[Extracts from a graphics dataset]
•••

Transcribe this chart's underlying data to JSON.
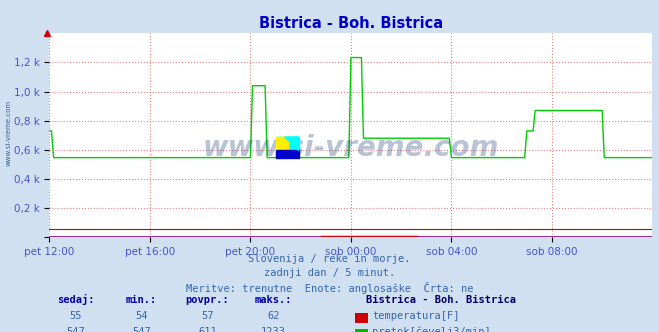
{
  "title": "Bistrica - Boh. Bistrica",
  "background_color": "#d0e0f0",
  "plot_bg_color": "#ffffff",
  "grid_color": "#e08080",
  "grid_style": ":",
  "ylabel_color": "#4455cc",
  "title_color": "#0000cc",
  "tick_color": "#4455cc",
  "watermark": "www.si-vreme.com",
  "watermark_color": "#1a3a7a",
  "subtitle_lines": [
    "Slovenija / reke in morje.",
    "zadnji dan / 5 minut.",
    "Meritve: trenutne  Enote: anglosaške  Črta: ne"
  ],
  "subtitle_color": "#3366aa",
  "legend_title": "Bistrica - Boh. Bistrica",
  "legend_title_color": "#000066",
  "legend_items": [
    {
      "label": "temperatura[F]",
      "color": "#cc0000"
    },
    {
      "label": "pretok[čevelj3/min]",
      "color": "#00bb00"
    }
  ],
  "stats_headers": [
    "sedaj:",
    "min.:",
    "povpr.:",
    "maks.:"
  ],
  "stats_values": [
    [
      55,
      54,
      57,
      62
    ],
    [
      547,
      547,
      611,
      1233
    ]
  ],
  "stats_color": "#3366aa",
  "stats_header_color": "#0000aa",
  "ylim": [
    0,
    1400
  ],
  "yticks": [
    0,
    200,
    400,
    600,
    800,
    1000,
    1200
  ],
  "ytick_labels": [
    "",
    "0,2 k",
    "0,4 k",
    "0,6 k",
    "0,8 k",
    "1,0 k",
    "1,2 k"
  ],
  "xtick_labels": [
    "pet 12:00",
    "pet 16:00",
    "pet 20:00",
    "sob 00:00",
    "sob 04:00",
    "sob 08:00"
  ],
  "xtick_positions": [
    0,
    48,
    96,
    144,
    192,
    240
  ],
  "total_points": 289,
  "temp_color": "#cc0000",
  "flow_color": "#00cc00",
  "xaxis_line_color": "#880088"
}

•••

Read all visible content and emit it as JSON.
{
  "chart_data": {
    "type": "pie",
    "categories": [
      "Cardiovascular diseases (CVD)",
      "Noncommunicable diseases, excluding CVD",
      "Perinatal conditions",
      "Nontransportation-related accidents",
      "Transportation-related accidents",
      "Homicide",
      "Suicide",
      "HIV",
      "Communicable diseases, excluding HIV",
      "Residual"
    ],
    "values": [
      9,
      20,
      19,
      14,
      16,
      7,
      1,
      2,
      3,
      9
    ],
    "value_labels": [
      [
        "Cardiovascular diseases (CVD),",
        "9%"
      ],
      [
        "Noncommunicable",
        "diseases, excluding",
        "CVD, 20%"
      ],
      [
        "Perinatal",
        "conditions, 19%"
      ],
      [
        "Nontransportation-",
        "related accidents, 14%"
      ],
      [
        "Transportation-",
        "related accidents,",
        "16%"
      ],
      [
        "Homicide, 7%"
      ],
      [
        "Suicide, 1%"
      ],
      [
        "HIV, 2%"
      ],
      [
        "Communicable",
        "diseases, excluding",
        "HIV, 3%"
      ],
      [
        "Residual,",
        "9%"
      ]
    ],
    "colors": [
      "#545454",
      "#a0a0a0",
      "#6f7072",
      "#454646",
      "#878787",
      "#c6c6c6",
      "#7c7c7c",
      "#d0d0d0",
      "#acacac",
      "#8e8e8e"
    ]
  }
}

•••

### Exercise goal
Take every line that includes the string "JSON" and copy it.

### Final result
Transcribe this chart's underlying data to JSON.
Read all visible content and emit it as JSON.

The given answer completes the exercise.